_Supplied material_
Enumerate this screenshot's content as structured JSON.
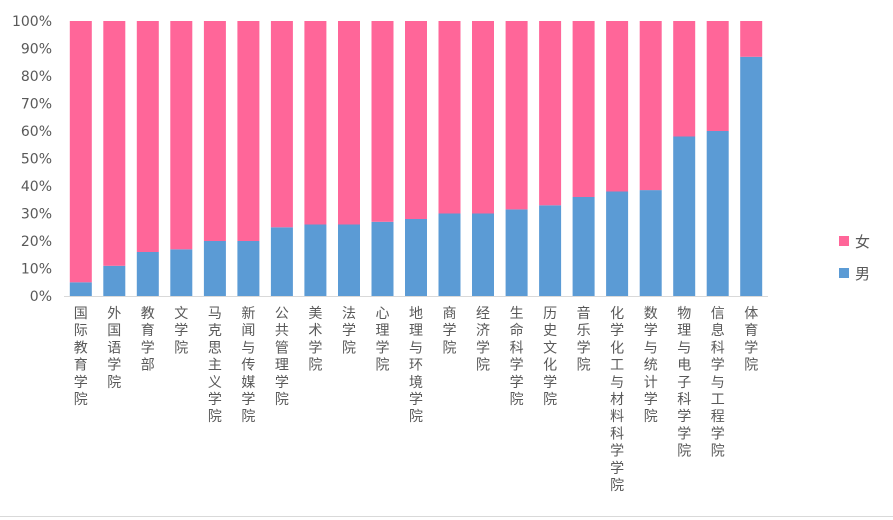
{
  "chart_data": {
    "type": "bar",
    "stacked": true,
    "percent": true,
    "categories": [
      "国际教育学院",
      "外国语学院",
      "教育学部",
      "文学院",
      "马克思主义学院",
      "新闻与传媒学院",
      "公共管理学院",
      "美术学院",
      "法学院",
      "心理学院",
      "地理与环境学院",
      "商学院",
      "经济学院",
      "生命科学学院",
      "历史文化学院",
      "音乐学院",
      "化学化工与材料科学学院",
      "数学与统计学院",
      "物理与电子科学学院",
      "信息科学与工程学院",
      "体育学院"
    ],
    "series": [
      {
        "name": "男",
        "color": "#5b9bd5",
        "values": [
          5,
          11,
          16,
          17,
          20,
          20,
          25,
          26,
          26,
          27,
          28,
          30,
          30,
          31.5,
          33,
          36,
          38,
          38.5,
          58,
          60,
          87
        ]
      },
      {
        "name": "女",
        "color": "#ff6699",
        "values": [
          95,
          89,
          84,
          83,
          80,
          80,
          75,
          74,
          74,
          73,
          72,
          70,
          70,
          68.5,
          67,
          64,
          62,
          61.5,
          42,
          40,
          13
        ]
      }
    ],
    "yticks": [
      "0%",
      "10%",
      "20%",
      "30%",
      "40%",
      "50%",
      "60%",
      "70%",
      "80%",
      "90%",
      "100%"
    ],
    "ylim": [
      0,
      100
    ],
    "legend": "right",
    "legend_order": [
      "女",
      "男"
    ],
    "grid": false
  }
}
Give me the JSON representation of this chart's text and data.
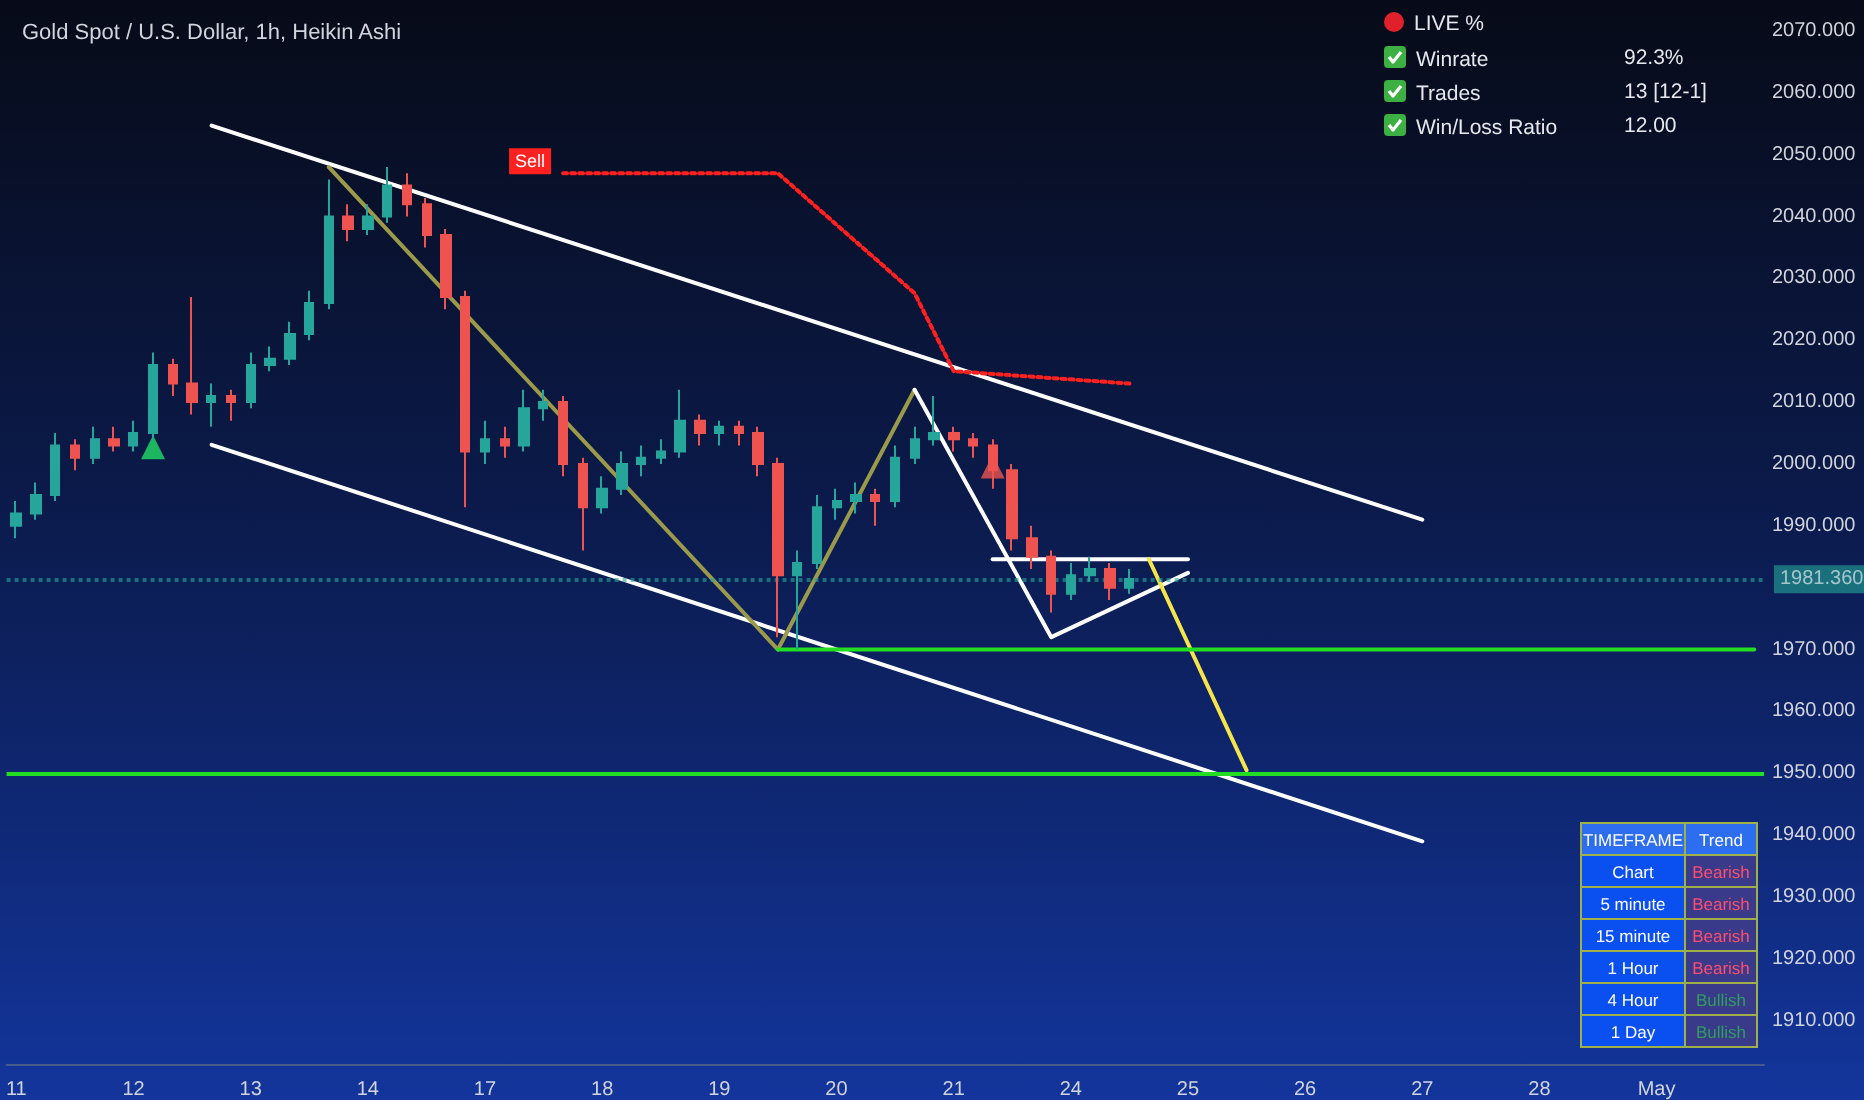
{
  "chart_data": [
    {
      "type": "candlestick",
      "title": "Gold Spot / U.S. Dollar, 1h, Heikin Ashi",
      "categories": [
        "11",
        null,
        null,
        null,
        null,
        null,
        "12",
        null,
        null,
        null,
        null,
        null,
        "13",
        null,
        null,
        null,
        null,
        null,
        "14",
        null,
        null,
        null,
        null,
        null,
        "17",
        null,
        null,
        null,
        null,
        null,
        "18",
        null,
        null,
        null,
        null,
        null,
        "19",
        null,
        null,
        null,
        null,
        null,
        "20",
        null,
        null,
        null,
        null,
        null,
        "21",
        null,
        null,
        null,
        null,
        null,
        "24",
        null,
        null,
        null,
        null,
        null,
        "25",
        null,
        null,
        null,
        null,
        null,
        "26",
        null,
        null,
        null,
        null,
        null,
        "27",
        null,
        null,
        null,
        null,
        null,
        "28",
        null,
        null,
        null,
        null,
        null,
        "May",
        null,
        null,
        null,
        null,
        null
      ],
      "ohlc": [
        [
          1990,
          1994,
          1988,
          1992
        ],
        [
          1992,
          1997,
          1991,
          1995
        ],
        [
          1995,
          2005,
          1994,
          2003
        ],
        [
          2003,
          2004,
          1999,
          2001
        ],
        [
          2001,
          2006,
          2000,
          2004
        ],
        [
          2004,
          2006,
          2002,
          2003
        ],
        [
          2003,
          2007,
          2002,
          2005
        ],
        [
          2005,
          2018,
          2004,
          2016
        ],
        [
          2016,
          2017,
          2011,
          2013
        ],
        [
          2013,
          2027,
          2008,
          2010
        ],
        [
          2010,
          2013,
          2006,
          2011
        ],
        [
          2011,
          2012,
          2007,
          2010
        ],
        [
          2010,
          2018,
          2009,
          2016
        ],
        [
          2016,
          2019,
          2015,
          2017
        ],
        [
          2017,
          2023,
          2016,
          2021
        ],
        [
          2021,
          2028,
          2020,
          2026
        ],
        [
          2026,
          2046,
          2025,
          2040
        ],
        [
          2040,
          2042,
          2036,
          2038
        ],
        [
          2038,
          2042,
          2037,
          2040
        ],
        [
          2040,
          2048,
          2039,
          2045
        ],
        [
          2045,
          2047,
          2040,
          2042
        ],
        [
          2042,
          2043,
          2035,
          2037
        ],
        [
          2037,
          2038,
          2025,
          2027
        ],
        [
          2027,
          2028,
          1993,
          2002
        ],
        [
          2002,
          2007,
          2000,
          2004
        ],
        [
          2004,
          2006,
          2001,
          2003
        ],
        [
          2003,
          2012,
          2002,
          2009
        ],
        [
          2009,
          2012,
          2007,
          2010
        ],
        [
          2010,
          2011,
          1998,
          2000
        ],
        [
          2000,
          2001,
          1986,
          1993
        ],
        [
          1993,
          1998,
          1992,
          1996
        ],
        [
          1996,
          2002,
          1995,
          2000
        ],
        [
          2000,
          2003,
          1998,
          2001
        ],
        [
          2001,
          2004,
          2000,
          2002
        ],
        [
          2002,
          2012,
          2001,
          2007
        ],
        [
          2007,
          2008,
          2003,
          2005
        ],
        [
          2005,
          2007,
          2003,
          2006
        ],
        [
          2006,
          2007,
          2003,
          2005
        ],
        [
          2005,
          2006,
          1998,
          2000
        ],
        [
          2000,
          2001,
          1972,
          1982
        ],
        [
          1982,
          1986,
          1970,
          1984
        ],
        [
          1984,
          1995,
          1983,
          1993
        ],
        [
          1993,
          1996,
          1991,
          1994
        ],
        [
          1994,
          1997,
          1992,
          1995
        ],
        [
          1995,
          1996,
          1990,
          1994
        ],
        [
          1994,
          2003,
          1993,
          2001
        ],
        [
          2001,
          2006,
          2000,
          2004
        ],
        [
          2004,
          2011,
          2003,
          2005
        ],
        [
          2005,
          2006,
          2002,
          2004
        ],
        [
          2004,
          2005,
          2001,
          2003
        ],
        [
          2003,
          2004,
          1996,
          1999
        ],
        [
          1999,
          2000,
          1986,
          1988
        ],
        [
          1988,
          1990,
          1983,
          1985
        ],
        [
          1985,
          1986,
          1976,
          1979
        ],
        [
          1979,
          1984,
          1978,
          1982
        ],
        [
          1982,
          1985,
          1981,
          1983
        ],
        [
          1983,
          1984,
          1978,
          1980
        ],
        [
          1980,
          1983,
          1979,
          1981.4
        ],
        null,
        null,
        null,
        null,
        null,
        null,
        null,
        null,
        null,
        null,
        null,
        null,
        null,
        null,
        null,
        null,
        null,
        null,
        null,
        null,
        null,
        null,
        null,
        null,
        null,
        null,
        null,
        null,
        null,
        null,
        null,
        null
      ],
      "colors": [
        "#26a69a",
        "#26a69a",
        "#26a69a",
        "#ef5350",
        "#26a69a",
        "#ef5350",
        "#26a69a",
        "#26a69a",
        "#ef5350",
        "#ef5350",
        "#26a69a",
        "#ef5350",
        "#26a69a",
        "#26a69a",
        "#26a69a",
        "#26a69a",
        "#26a69a",
        "#ef5350",
        "#26a69a",
        "#26a69a",
        "#ef5350",
        "#ef5350",
        "#ef5350",
        "#ef5350",
        "#26a69a",
        "#ef5350",
        "#26a69a",
        "#26a69a",
        "#ef5350",
        "#ef5350",
        "#26a69a",
        "#26a69a",
        "#26a69a",
        "#26a69a",
        "#26a69a",
        "#ef5350",
        "#26a69a",
        "#ef5350",
        "#ef5350",
        "#ef5350",
        "#26a69a",
        "#26a69a",
        "#26a69a",
        "#26a69a",
        "#ef5350",
        "#26a69a",
        "#26a69a",
        "#26a69a",
        "#ef5350",
        "#ef5350",
        "#ef5350",
        "#ef5350",
        "#ef5350",
        "#ef5350",
        "#26a69a",
        "#26a69a",
        "#ef5350",
        "#26a69a",
        null,
        null,
        null,
        null,
        null,
        null,
        null,
        null,
        null,
        null,
        null,
        null,
        null,
        null,
        null,
        null,
        null,
        null,
        null,
        null,
        null,
        null,
        null,
        null,
        null,
        null,
        null,
        null,
        null,
        null,
        null,
        null
      ],
      "series": [
        {
          "type": "line",
          "color": "#ffffff",
          "values": [
            null,
            null,
            null,
            null,
            null,
            null,
            null,
            null,
            null,
            null,
            2054.7,
            null,
            null,
            null,
            null,
            null,
            null,
            null,
            null,
            null,
            null,
            null,
            null,
            null,
            null,
            null,
            null,
            null,
            null,
            null,
            null,
            null,
            null,
            null,
            null,
            null,
            null,
            null,
            null,
            null,
            null,
            null,
            null,
            null,
            null,
            null,
            null,
            null,
            null,
            null,
            null,
            null,
            null,
            null,
            null,
            null,
            null,
            null,
            null,
            null,
            null,
            null,
            null,
            null,
            null,
            null,
            null,
            null,
            null,
            null,
            null,
            null,
            1991.0,
            null,
            null,
            null,
            null,
            null,
            null,
            null,
            null,
            null,
            null,
            null,
            null,
            null,
            null,
            null,
            null,
            null
          ]
        },
        {
          "type": "line",
          "color": "#ffffff",
          "values": [
            null,
            null,
            null,
            null,
            null,
            null,
            null,
            null,
            null,
            null,
            2003.1,
            null,
            null,
            null,
            null,
            null,
            null,
            null,
            null,
            null,
            null,
            null,
            null,
            null,
            null,
            null,
            null,
            null,
            null,
            null,
            null,
            null,
            null,
            null,
            null,
            null,
            null,
            null,
            null,
            null,
            null,
            null,
            null,
            null,
            null,
            null,
            null,
            null,
            null,
            null,
            null,
            null,
            null,
            null,
            null,
            null,
            null,
            null,
            null,
            null,
            null,
            null,
            null,
            null,
            null,
            null,
            null,
            null,
            null,
            null,
            null,
            null,
            1939.0,
            null,
            null,
            null,
            null,
            null,
            null,
            null,
            null,
            null,
            null,
            null,
            null,
            null,
            null,
            null,
            null,
            null
          ]
        },
        {
          "type": "line",
          "color": "#9a9a4a",
          "values": [
            null,
            null,
            null,
            null,
            null,
            null,
            null,
            null,
            null,
            null,
            null,
            null,
            null,
            null,
            null,
            null,
            2048,
            null,
            null,
            null,
            null,
            null,
            null,
            null,
            null,
            null,
            null,
            null,
            null,
            null,
            null,
            null,
            null,
            null,
            null,
            null,
            null,
            null,
            null,
            1970,
            null,
            null,
            null,
            null,
            null,
            null,
            2012,
            null,
            null,
            null,
            null,
            null,
            null,
            null,
            null,
            null,
            null,
            null,
            null,
            null,
            null,
            null,
            null,
            null,
            null,
            null,
            null,
            null,
            null,
            null,
            null,
            null,
            null,
            null,
            null,
            null,
            null,
            null,
            null,
            null,
            null,
            null,
            null,
            null,
            null,
            null,
            null,
            null,
            null,
            null
          ]
        },
        {
          "type": "line",
          "color": "#ffffff",
          "values": [
            null,
            null,
            null,
            null,
            null,
            null,
            null,
            null,
            null,
            null,
            null,
            null,
            null,
            null,
            null,
            null,
            null,
            null,
            null,
            null,
            null,
            null,
            null,
            null,
            null,
            null,
            null,
            null,
            null,
            null,
            null,
            null,
            null,
            null,
            null,
            null,
            null,
            null,
            null,
            null,
            null,
            null,
            null,
            null,
            null,
            null,
            2012,
            null,
            null,
            null,
            null,
            null,
            null,
            1972,
            null,
            null,
            null,
            null,
            null,
            null,
            1982.4,
            null,
            null,
            null,
            null,
            null,
            null,
            null,
            null,
            null,
            null,
            null,
            null,
            null,
            null,
            null,
            null,
            null,
            null,
            null,
            null,
            null,
            null,
            null,
            null,
            null,
            null,
            null,
            null,
            null
          ]
        },
        {
          "type": "line",
          "color": "#ffffff",
          "values": [
            null,
            null,
            null,
            null,
            null,
            null,
            null,
            null,
            null,
            null,
            null,
            null,
            null,
            null,
            null,
            null,
            null,
            null,
            null,
            null,
            null,
            null,
            null,
            null,
            null,
            null,
            null,
            null,
            null,
            null,
            null,
            null,
            null,
            null,
            null,
            null,
            null,
            null,
            null,
            null,
            null,
            null,
            null,
            null,
            null,
            null,
            null,
            null,
            null,
            null,
            1984.6,
            null,
            null,
            null,
            null,
            null,
            null,
            null,
            null,
            null,
            1984.6,
            null,
            null,
            null,
            null,
            null,
            null,
            null,
            null,
            null,
            null,
            null,
            null,
            null,
            null,
            null,
            null,
            null,
            null,
            null,
            null,
            null,
            null,
            null,
            null,
            null,
            null,
            null,
            null,
            null
          ]
        },
        {
          "type": "line",
          "color": "#f5e44a",
          "values": [
            null,
            null,
            null,
            null,
            null,
            null,
            null,
            null,
            null,
            null,
            null,
            null,
            null,
            null,
            null,
            null,
            null,
            null,
            null,
            null,
            null,
            null,
            null,
            null,
            null,
            null,
            null,
            null,
            null,
            null,
            null,
            null,
            null,
            null,
            null,
            null,
            null,
            null,
            null,
            null,
            null,
            null,
            null,
            null,
            null,
            null,
            null,
            null,
            null,
            null,
            null,
            null,
            null,
            null,
            null,
            null,
            null,
            null,
            1984.6,
            null,
            null,
            null,
            null,
            1950.5,
            null,
            null,
            null,
            null,
            null,
            null,
            null,
            null,
            null,
            null,
            null,
            null,
            null,
            null,
            null,
            null,
            null,
            null,
            null,
            null,
            null,
            null,
            null,
            null,
            null,
            null
          ]
        },
        {
          "type": "line",
          "name": "Sell",
          "color": "#ff2020",
          "line_style": "dotted",
          "values": [
            null,
            null,
            null,
            null,
            null,
            null,
            null,
            null,
            null,
            null,
            null,
            null,
            null,
            null,
            null,
            null,
            null,
            null,
            null,
            null,
            null,
            null,
            null,
            null,
            null,
            null,
            null,
            null,
            2047,
            null,
            null,
            null,
            null,
            null,
            null,
            null,
            null,
            null,
            null,
            2047,
            null,
            null,
            null,
            null,
            null,
            null,
            2027.6,
            null,
            2015,
            null,
            null,
            null,
            null,
            null,
            null,
            null,
            null,
            2013,
            null,
            null,
            null,
            null,
            null,
            null,
            null,
            null,
            null,
            null,
            null,
            null,
            null,
            null,
            null,
            null,
            null,
            null,
            null,
            null,
            null,
            null,
            null,
            null,
            null,
            null,
            null,
            null,
            null,
            null,
            null,
            null
          ]
        },
        {
          "type": "line",
          "color": "#22dd22",
          "values": [
            null,
            null,
            null,
            null,
            null,
            null,
            null,
            null,
            null,
            null,
            null,
            null,
            null,
            null,
            null,
            null,
            null,
            null,
            null,
            null,
            null,
            null,
            null,
            null,
            null,
            null,
            null,
            null,
            null,
            null,
            null,
            null,
            null,
            null,
            null,
            null,
            null,
            null,
            null,
            1970,
            null,
            null,
            null,
            null,
            null,
            null,
            null,
            null,
            null,
            null,
            null,
            null,
            null,
            null,
            null,
            null,
            null,
            null,
            null,
            null,
            null,
            null,
            null,
            null,
            null,
            null,
            null,
            null,
            null,
            null,
            null,
            null,
            null,
            null,
            null,
            null,
            null,
            null,
            null,
            null,
            null,
            null,
            null,
            null,
            null,
            null,
            null,
            null,
            null,
            1970
          ]
        },
        {
          "type": "scatter",
          "color": "#22dd66",
          "marker": "triangle",
          "values": [
            null,
            null,
            null,
            null,
            null,
            null,
            null,
            2002.7,
            null,
            null,
            null,
            null,
            null,
            null,
            null,
            null,
            null,
            null,
            null,
            null,
            null,
            null,
            null,
            null,
            null,
            null,
            null,
            null,
            null,
            null,
            null,
            null,
            null,
            null,
            null,
            null,
            null,
            null,
            null,
            null,
            null,
            null,
            null,
            null,
            null,
            null,
            null,
            null,
            null,
            null,
            null,
            null,
            null,
            null,
            null,
            null,
            null,
            null,
            null,
            null,
            null,
            null,
            null,
            null,
            null,
            null,
            null,
            null,
            null,
            null,
            null,
            null,
            null,
            null,
            null,
            null,
            null,
            null,
            null,
            null,
            null,
            null,
            null,
            null,
            null,
            null,
            null,
            null,
            null,
            null
          ]
        },
        {
          "type": "scatter",
          "color": "#ef5350",
          "marker": "triangle",
          "values": [
            null,
            null,
            null,
            null,
            null,
            null,
            null,
            null,
            null,
            null,
            null,
            null,
            null,
            null,
            null,
            null,
            null,
            null,
            null,
            null,
            null,
            null,
            null,
            null,
            null,
            null,
            null,
            null,
            null,
            null,
            null,
            null,
            null,
            null,
            null,
            null,
            null,
            null,
            null,
            null,
            null,
            null,
            null,
            null,
            null,
            null,
            null,
            null,
            null,
            null,
            1999.6,
            null,
            null,
            null,
            null,
            null,
            null,
            null,
            null,
            null,
            null,
            null,
            null,
            null,
            null,
            null,
            null,
            null,
            null,
            null,
            null,
            null,
            null,
            null,
            null,
            null,
            null,
            null,
            null,
            null,
            null,
            null,
            null,
            null,
            null,
            null,
            null,
            null,
            null,
            null
          ]
        }
      ],
      "ref_lines": [
        {
          "axis": "y",
          "value": 1950,
          "color": "#22dd22"
        },
        {
          "axis": "y",
          "value": 1981.36,
          "label": "1981.360",
          "color": "#26a69a",
          "line_style": "dotted"
        }
      ],
      "ylim": [
        1903,
        2075
      ],
      "yticks": [
        {
          "value": 1910,
          "label": "1910.000"
        },
        {
          "value": 1920,
          "label": "1920.000"
        },
        {
          "value": 1930,
          "label": "1930.000"
        },
        {
          "value": 1940,
          "label": "1940.000"
        },
        {
          "value": 1950,
          "label": "1950.000"
        },
        {
          "value": 1960,
          "label": "1960.000"
        },
        {
          "value": 1970,
          "label": "1970.000"
        },
        {
          "value": 1990,
          "label": "1990.000"
        },
        {
          "value": 2000,
          "label": "2000.000"
        },
        {
          "value": 2010,
          "label": "2010.000"
        },
        {
          "value": 2020,
          "label": "2020.000"
        },
        {
          "value": 2030,
          "label": "2030.000"
        },
        {
          "value": 2040,
          "label": "2040.000"
        },
        {
          "value": 2050,
          "label": "2050.000"
        },
        {
          "value": 2060,
          "label": "2060.000"
        },
        {
          "value": 2070,
          "label": "2070.000"
        }
      ]
    },
    {
      "type": "other",
      "title": "LIVE %",
      "cell_labels": [
        [
          "Winrate",
          "92.3%"
        ],
        [
          "Trades",
          "13 [12-1]"
        ],
        [
          "Win/Loss Ratio",
          "12.00"
        ]
      ]
    },
    {
      "type": "other",
      "cell_labels": [
        [
          "TIMEFRAME",
          "Trend"
        ],
        [
          "Chart",
          "Bearish"
        ],
        [
          "5 minute",
          "Bearish"
        ],
        [
          "15 minute",
          "Bearish"
        ],
        [
          "1 Hour",
          "Bearish"
        ],
        [
          "4 Hour",
          "Bullish"
        ],
        [
          "1 Day",
          "Bullish"
        ]
      ],
      "colors": [
        "#ffffff",
        "#ff4d6d",
        "#ff4d6d",
        "#ff4d6d",
        "#ff4d6d",
        "#2e9e5e",
        "#2e9e5e"
      ]
    }
  ]
}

_What you are asked to do_
Return every line above that contains the word "title".

_Solution for this exercise_
      "title": "Gold Spot / U.S. Dollar, 1h, Heikin Ashi",
      "title": "LIVE %",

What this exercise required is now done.